[Dataset items]
○ ○ ○ ○

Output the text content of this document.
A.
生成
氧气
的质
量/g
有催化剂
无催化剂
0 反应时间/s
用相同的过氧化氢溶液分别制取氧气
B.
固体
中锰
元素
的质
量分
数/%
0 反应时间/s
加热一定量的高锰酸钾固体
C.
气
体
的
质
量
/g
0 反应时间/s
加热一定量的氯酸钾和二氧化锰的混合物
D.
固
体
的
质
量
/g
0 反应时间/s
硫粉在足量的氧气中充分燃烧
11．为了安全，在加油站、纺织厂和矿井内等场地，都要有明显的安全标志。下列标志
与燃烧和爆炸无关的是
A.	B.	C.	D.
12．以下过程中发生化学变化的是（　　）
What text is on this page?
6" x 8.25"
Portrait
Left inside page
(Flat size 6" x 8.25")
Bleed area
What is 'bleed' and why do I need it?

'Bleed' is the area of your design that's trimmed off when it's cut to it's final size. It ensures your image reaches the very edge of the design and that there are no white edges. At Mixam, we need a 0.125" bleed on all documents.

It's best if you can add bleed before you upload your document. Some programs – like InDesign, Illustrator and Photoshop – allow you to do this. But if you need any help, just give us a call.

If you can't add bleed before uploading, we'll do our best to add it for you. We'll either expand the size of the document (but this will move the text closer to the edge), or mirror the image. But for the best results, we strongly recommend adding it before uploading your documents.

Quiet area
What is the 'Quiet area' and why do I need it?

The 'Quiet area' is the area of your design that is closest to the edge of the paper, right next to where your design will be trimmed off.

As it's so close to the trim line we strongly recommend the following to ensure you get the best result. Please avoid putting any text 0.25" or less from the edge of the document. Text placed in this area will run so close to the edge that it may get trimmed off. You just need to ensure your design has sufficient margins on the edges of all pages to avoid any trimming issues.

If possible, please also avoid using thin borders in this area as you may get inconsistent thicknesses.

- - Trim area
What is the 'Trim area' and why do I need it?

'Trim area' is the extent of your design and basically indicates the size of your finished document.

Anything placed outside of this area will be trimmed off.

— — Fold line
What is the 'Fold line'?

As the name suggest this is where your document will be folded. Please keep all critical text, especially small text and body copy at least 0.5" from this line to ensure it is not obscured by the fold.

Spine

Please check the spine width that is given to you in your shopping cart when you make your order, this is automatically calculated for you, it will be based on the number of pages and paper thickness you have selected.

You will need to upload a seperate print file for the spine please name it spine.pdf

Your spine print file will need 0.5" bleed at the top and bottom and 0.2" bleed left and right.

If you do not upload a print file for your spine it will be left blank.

○ ○ ○ ○

◆ **EXERCISE**
How many lines of the data contain the word "print"? Answer with the number alone.

◆ **SOLUTION**
3